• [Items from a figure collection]
--- BEGIN ---
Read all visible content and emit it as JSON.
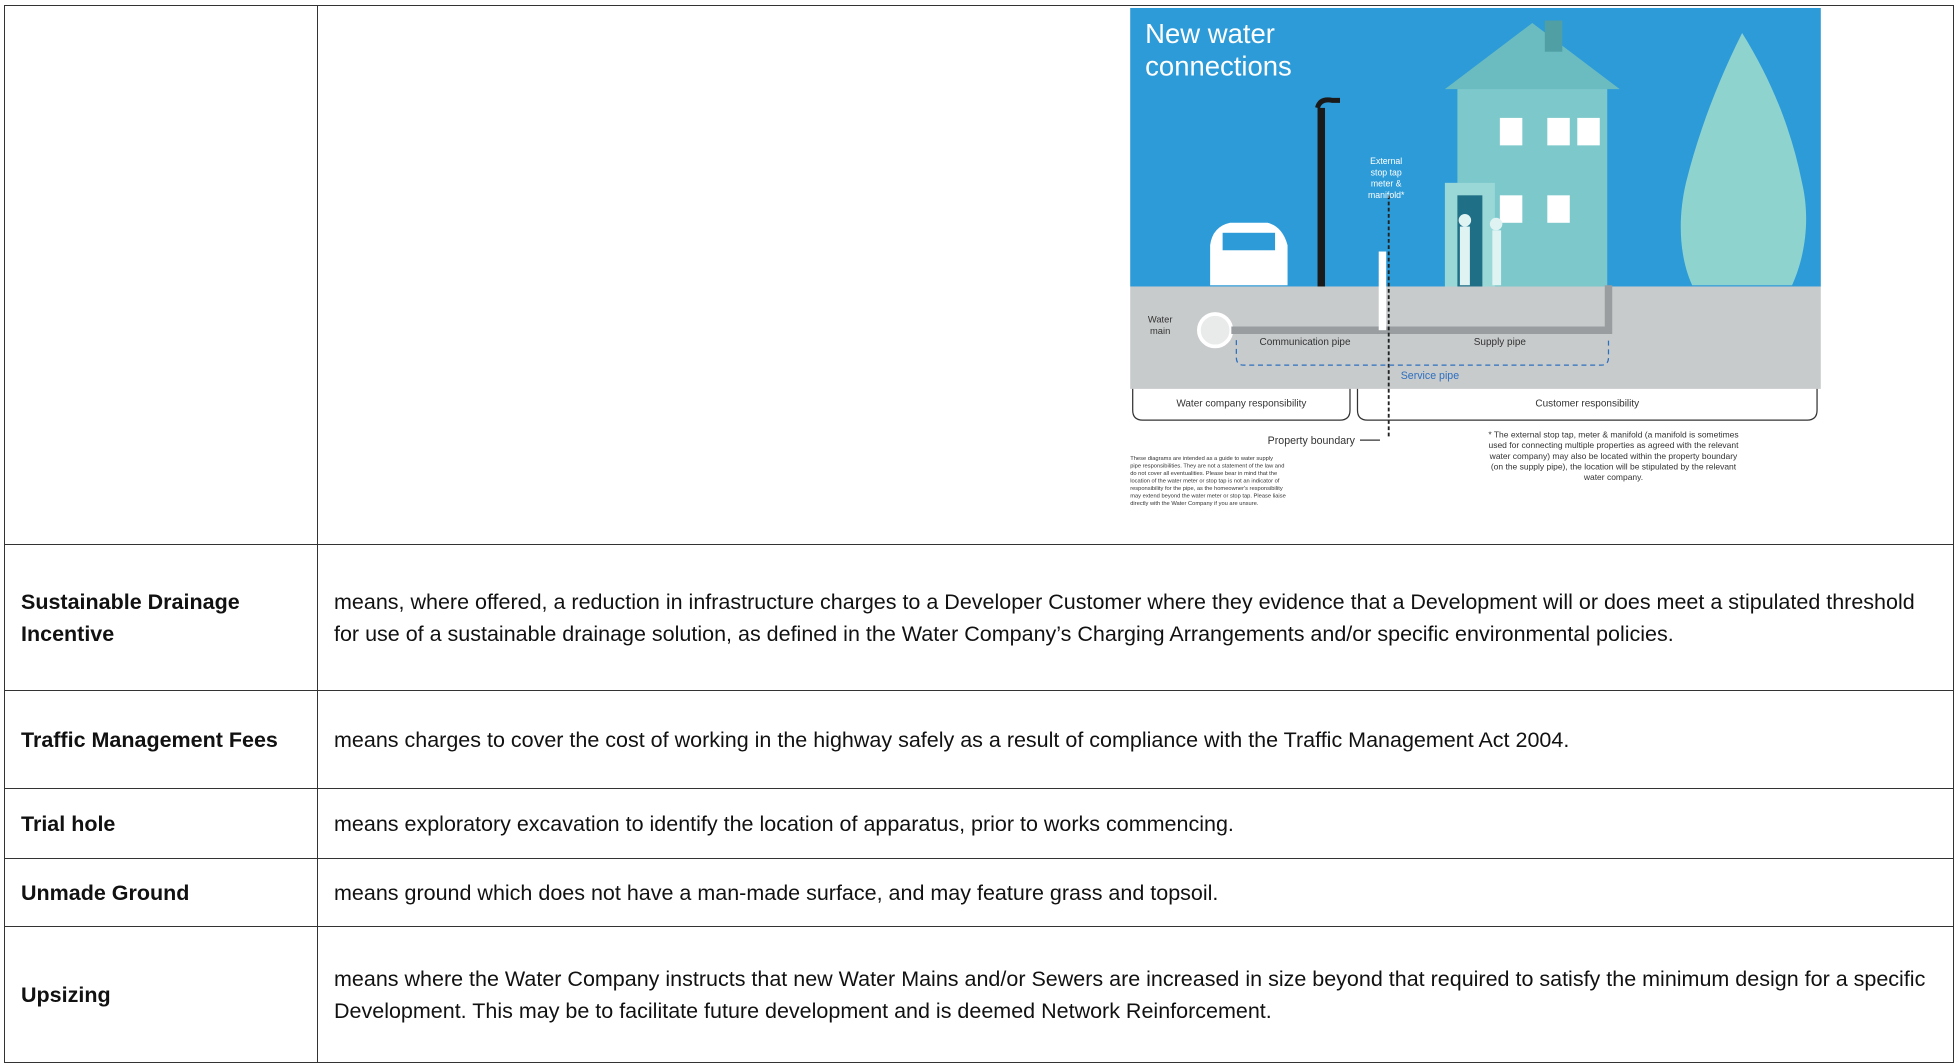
{
  "diagram": {
    "title": [
      "New water",
      "connections"
    ],
    "stop_tap_label": [
      "External",
      "stop tap",
      "meter &",
      "manifold*"
    ],
    "water_main_label": [
      "Water",
      "main"
    ],
    "communication_pipe": "Communication pipe",
    "supply_pipe": "Supply pipe",
    "service_pipe": "Service pipe",
    "water_company_responsibility": "Water company responsibility",
    "customer_responsibility": "Customer responsibility",
    "property_boundary": "Property boundary",
    "disclaimer": [
      "These diagrams are intended as a guide to water supply",
      "pipe responsibilities. They are not a statement of the law and",
      "do not cover all eventualities. Please bear in mind that the",
      "location of the water meter or stop tap is not an indicator of",
      "responsibility for the pipe, as the homeowner's responsibility",
      "may extend beyond the water meter or stop tap. Please liaise",
      "directly with the Water Company if you are unsure."
    ],
    "footnote": [
      "* The external stop tap, meter & manifold (a manifold is sometimes",
      "used for connecting multiple properties as agreed with the relevant",
      "water company) may also be located within the property boundary",
      "(on the supply pipe), the location will be stipulated by the relevant",
      "water company."
    ]
  },
  "table": {
    "rows": [
      [
        "Sustainable Drainage Incentive",
        "means, where offered, a reduction in infrastructure charges to a Developer Customer where they evidence that a Development will or does meet a stipulated threshold for use of a sustainable drainage solution, as defined in the Water Company’s Charging Arrangements and/or specific environmental policies."
      ],
      [
        "Traffic Management Fees",
        "means charges to cover the cost of working in the highway safely as a result of compliance with the Traffic Management Act 2004."
      ],
      [
        "Trial hole",
        "means exploratory excavation to identify the location of apparatus, prior to works commencing."
      ],
      [
        "Unmade Ground",
        "means ground which does not have a man-made surface, and may feature grass and topsoil."
      ],
      [
        "Upsizing",
        "means where the Water Company instructs that new Water Mains and/or Sewers are increased in size beyond that required to satisfy the minimum design for a specific Development. This may be to facilitate future development and is deemed Network Reinforcement."
      ]
    ]
  }
}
--- END ---
• [Exercise instructions] Copy the data character for character, but drop all pictures from the copy.

• [Exercise output]
Read all visible content and emit it as JSON.
{
  "diagram": {
    "title": [
      "New water",
      "connections"
    ],
    "stop_tap_label": [
      "External",
      "stop tap",
      "meter &",
      "manifold*"
    ],
    "water_main_label": [
      "Water",
      "main"
    ],
    "communication_pipe": "Communication pipe",
    "supply_pipe": "Supply pipe",
    "service_pipe": "Service pipe",
    "water_company_responsibility": "Water company responsibility",
    "customer_responsibility": "Customer responsibility",
    "property_boundary": "Property boundary",
    "disclaimer": [
      "These diagrams are intended as a guide to water supply",
      "pipe responsibilities. They are not a statement of the law and",
      "do not cover all eventualities. Please bear in mind that the",
      "location of the water meter or stop tap is not an indicator of",
      "responsibility for the pipe, as the homeowner's responsibility",
      "may extend beyond the water meter or stop tap. Please liaise",
      "directly with the Water Company if you are unsure."
    ],
    "footnote": [
      "* The external stop tap, meter & manifold (a manifold is sometimes",
      "used for connecting multiple properties as agreed with the relevant",
      "water company) may also be located within the property boundary",
      "(on the supply pipe), the location will be stipulated by the relevant",
      "water company."
    ]
  },
  "table": {
    "rows": [
      [
        "Sustainable Drainage Incentive",
        "means, where offered, a reduction in infrastructure charges to a Developer Customer where they evidence that a Development will or does meet a stipulated threshold for use of a sustainable drainage solution, as defined in the Water Company’s Charging Arrangements and/or specific environmental policies."
      ],
      [
        "Traffic Management Fees",
        "means charges to cover the cost of working in the highway safely as a result of compliance with the Traffic Management Act 2004."
      ],
      [
        "Trial hole",
        "means exploratory excavation to identify the location of apparatus, prior to works commencing."
      ],
      [
        "Unmade Ground",
        "means ground which does not have a man-made surface, and may feature grass and topsoil."
      ],
      [
        "Upsizing",
        "means where the Water Company instructs that new Water Mains and/or Sewers are increased in size beyond that required to satisfy the minimum design for a specific Development. This may be to facilitate future development and is deemed Network Reinforcement."
      ]
    ]
  }
}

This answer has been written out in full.